= Aim of the exercise =
Work through the following lines and count those that hold the word "title". Reply with that number only.

= Records shown =
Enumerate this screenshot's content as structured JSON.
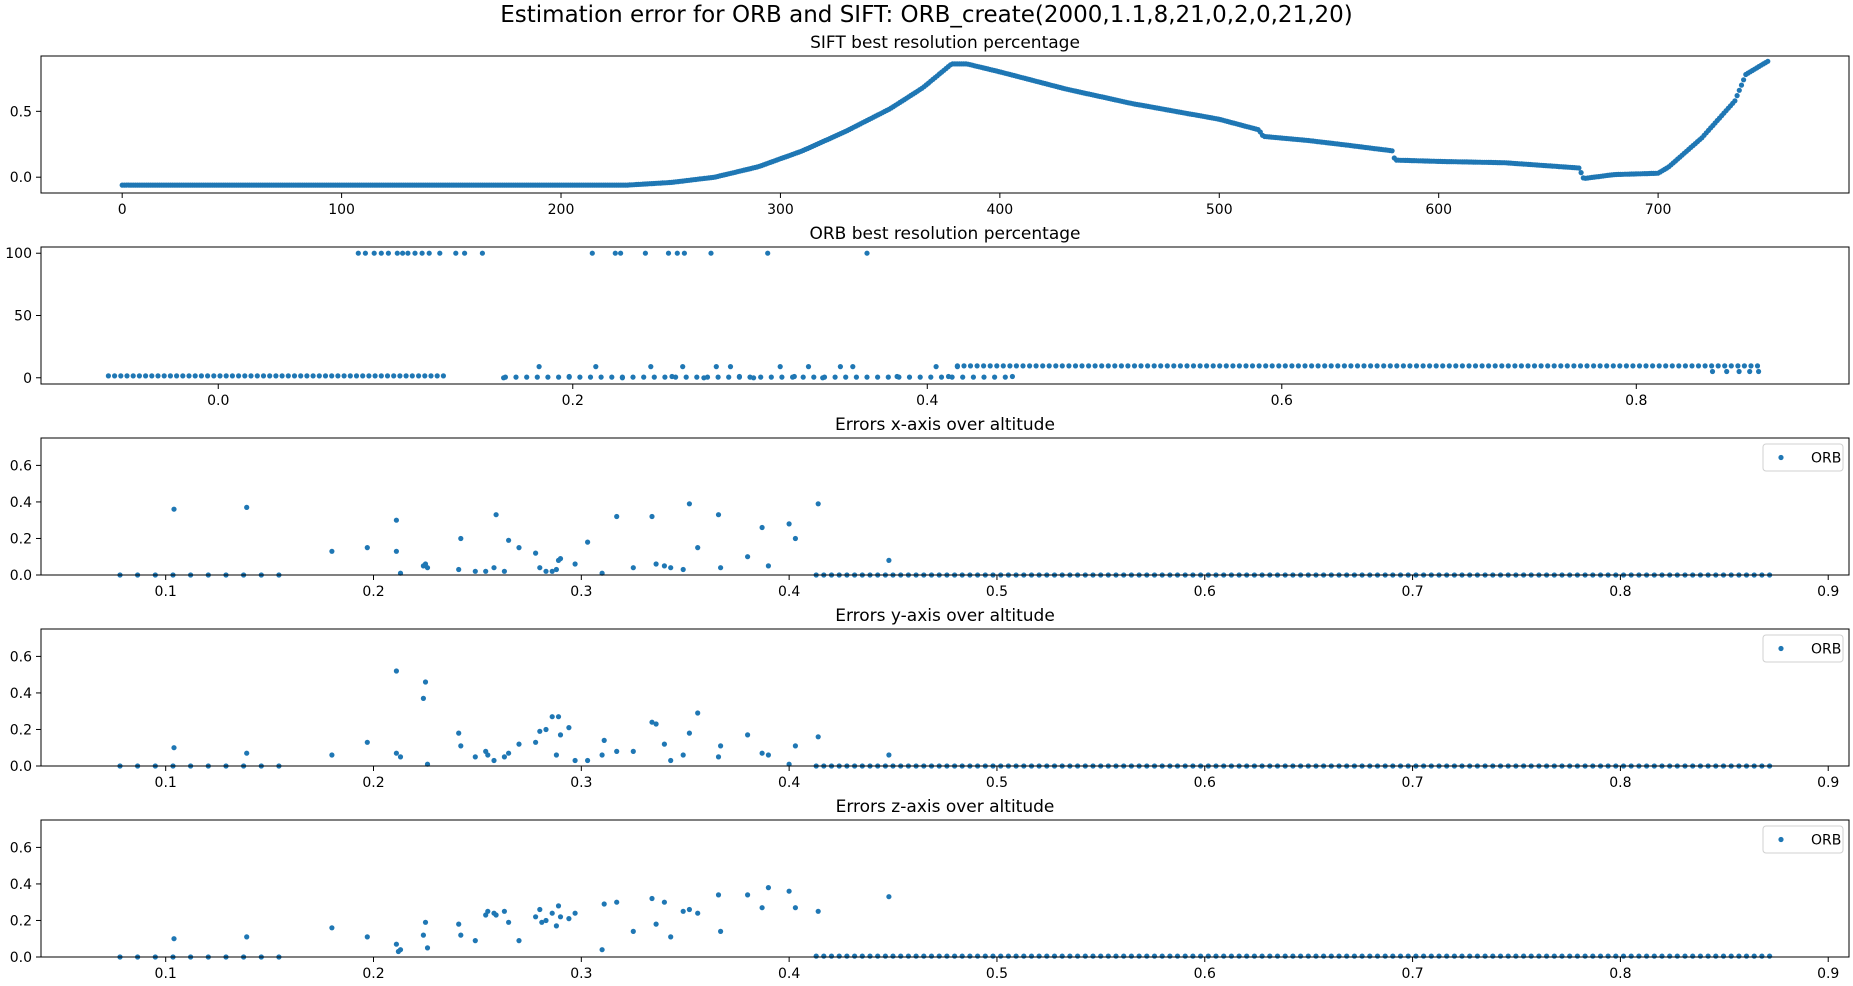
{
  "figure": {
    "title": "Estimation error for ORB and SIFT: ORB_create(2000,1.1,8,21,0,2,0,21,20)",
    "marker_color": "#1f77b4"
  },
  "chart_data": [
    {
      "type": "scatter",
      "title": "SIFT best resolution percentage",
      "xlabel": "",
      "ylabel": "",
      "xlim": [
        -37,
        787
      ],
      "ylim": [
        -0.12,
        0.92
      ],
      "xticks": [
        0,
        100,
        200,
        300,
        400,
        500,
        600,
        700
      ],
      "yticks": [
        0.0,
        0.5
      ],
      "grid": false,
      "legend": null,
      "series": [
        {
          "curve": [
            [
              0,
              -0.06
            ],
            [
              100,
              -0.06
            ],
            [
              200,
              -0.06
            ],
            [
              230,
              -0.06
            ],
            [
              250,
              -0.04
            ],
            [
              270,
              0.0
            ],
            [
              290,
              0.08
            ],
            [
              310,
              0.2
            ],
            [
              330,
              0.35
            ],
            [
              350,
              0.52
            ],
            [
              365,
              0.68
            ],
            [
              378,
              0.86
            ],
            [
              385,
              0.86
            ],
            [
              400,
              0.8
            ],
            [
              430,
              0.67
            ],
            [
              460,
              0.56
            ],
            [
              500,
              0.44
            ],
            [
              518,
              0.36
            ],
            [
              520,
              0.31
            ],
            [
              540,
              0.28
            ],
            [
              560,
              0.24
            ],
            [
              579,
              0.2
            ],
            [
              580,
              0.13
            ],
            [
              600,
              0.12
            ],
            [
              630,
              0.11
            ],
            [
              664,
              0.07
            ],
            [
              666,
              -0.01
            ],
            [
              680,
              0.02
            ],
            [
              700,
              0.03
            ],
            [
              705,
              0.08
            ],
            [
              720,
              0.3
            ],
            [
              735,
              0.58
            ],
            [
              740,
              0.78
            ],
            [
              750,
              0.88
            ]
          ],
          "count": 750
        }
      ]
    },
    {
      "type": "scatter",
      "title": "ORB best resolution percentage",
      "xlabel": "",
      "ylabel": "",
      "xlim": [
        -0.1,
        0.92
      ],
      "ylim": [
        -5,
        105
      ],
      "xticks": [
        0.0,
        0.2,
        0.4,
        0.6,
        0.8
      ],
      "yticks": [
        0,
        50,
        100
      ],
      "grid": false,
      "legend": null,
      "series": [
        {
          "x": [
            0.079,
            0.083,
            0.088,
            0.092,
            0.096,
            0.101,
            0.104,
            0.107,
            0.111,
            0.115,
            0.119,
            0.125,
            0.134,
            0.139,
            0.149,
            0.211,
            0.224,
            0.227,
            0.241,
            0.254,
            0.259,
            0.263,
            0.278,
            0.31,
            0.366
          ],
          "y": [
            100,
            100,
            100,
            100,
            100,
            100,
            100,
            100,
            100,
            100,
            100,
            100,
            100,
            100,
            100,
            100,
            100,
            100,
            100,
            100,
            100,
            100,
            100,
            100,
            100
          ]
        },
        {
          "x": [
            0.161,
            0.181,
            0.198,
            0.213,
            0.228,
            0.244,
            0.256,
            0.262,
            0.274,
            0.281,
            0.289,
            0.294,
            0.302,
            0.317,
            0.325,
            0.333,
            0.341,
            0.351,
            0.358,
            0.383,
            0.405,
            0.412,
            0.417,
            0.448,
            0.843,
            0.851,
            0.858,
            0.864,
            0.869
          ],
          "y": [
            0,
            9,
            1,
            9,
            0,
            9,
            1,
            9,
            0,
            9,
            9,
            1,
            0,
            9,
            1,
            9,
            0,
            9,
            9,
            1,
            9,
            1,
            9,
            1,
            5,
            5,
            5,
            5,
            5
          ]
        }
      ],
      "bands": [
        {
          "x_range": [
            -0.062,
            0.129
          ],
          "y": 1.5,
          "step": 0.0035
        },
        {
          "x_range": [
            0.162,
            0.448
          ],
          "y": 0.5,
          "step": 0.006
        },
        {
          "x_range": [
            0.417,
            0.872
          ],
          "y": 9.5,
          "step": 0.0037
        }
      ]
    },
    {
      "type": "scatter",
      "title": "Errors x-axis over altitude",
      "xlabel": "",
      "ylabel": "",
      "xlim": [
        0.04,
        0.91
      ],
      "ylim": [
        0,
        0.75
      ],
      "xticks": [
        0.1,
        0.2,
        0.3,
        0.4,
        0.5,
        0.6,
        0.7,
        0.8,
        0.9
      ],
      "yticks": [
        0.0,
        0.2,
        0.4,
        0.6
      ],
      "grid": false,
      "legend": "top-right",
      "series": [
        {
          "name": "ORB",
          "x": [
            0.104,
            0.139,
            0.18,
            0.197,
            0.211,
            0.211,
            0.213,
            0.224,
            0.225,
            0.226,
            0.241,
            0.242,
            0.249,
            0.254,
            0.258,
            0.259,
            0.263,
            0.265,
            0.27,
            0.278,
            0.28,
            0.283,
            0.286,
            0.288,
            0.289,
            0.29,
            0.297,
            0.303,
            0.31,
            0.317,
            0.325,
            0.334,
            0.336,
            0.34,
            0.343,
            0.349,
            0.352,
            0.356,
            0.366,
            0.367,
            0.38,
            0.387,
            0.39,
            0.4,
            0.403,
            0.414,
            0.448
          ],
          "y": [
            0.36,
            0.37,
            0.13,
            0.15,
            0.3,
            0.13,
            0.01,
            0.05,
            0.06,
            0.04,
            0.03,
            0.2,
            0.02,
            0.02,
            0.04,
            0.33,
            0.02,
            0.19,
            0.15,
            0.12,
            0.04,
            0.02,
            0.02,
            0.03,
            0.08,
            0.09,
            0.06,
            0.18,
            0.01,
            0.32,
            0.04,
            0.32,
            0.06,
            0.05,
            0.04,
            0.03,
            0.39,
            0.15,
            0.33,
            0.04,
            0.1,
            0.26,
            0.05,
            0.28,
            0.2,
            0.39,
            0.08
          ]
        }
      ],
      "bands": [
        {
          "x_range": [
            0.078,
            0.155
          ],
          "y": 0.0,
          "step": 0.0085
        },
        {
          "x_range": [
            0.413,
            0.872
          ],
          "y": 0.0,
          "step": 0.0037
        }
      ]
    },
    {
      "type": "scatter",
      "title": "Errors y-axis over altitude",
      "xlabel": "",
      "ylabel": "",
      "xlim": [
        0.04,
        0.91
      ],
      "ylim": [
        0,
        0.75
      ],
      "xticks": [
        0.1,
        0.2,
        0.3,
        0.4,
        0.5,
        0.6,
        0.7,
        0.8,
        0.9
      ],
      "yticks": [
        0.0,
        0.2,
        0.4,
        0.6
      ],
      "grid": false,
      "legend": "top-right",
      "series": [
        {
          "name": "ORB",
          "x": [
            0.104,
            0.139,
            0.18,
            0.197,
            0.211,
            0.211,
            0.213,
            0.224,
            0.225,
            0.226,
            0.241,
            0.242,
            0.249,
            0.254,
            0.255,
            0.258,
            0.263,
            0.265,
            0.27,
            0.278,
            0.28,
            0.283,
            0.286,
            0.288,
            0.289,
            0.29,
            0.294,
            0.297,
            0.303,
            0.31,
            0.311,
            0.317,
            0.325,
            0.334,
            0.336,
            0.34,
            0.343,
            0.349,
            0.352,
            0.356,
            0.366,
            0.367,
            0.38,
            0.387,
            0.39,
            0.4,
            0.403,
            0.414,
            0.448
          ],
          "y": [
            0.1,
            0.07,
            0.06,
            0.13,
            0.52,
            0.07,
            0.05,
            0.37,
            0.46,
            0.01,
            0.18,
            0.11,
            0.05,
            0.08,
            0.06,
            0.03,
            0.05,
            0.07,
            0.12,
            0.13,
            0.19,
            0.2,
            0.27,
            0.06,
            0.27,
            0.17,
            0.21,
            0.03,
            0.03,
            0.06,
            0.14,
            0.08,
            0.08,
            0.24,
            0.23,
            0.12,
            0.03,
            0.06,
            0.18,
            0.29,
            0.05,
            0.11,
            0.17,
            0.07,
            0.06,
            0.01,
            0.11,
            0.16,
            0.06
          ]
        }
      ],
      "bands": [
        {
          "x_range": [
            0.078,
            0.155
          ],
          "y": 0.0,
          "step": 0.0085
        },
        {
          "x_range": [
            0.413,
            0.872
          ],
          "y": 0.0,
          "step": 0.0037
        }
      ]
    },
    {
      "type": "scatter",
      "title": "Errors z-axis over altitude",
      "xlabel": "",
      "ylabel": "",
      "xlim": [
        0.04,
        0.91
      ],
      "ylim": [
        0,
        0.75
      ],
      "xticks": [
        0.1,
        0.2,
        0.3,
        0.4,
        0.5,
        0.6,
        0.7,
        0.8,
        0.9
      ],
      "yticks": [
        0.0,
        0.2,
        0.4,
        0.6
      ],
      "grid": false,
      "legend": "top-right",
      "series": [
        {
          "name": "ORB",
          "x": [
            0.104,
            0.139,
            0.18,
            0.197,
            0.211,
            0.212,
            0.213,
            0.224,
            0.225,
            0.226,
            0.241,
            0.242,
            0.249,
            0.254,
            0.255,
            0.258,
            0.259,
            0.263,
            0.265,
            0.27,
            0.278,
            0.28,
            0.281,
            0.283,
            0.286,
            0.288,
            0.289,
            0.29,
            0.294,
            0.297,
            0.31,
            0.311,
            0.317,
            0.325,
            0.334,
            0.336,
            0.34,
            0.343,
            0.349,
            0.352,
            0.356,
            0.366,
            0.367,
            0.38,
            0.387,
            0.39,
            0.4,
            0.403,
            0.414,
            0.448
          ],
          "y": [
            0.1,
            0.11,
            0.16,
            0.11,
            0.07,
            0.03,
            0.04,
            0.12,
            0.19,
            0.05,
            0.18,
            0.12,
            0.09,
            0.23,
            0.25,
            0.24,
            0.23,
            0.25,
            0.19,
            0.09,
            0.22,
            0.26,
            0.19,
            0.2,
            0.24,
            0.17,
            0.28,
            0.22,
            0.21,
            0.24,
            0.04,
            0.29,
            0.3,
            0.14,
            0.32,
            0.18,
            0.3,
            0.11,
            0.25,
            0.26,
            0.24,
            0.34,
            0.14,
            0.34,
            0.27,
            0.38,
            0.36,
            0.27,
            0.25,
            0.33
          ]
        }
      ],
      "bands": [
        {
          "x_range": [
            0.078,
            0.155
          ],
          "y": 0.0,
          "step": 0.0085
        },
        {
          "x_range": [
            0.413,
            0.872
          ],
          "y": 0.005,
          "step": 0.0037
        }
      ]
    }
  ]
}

= Exercise response =
6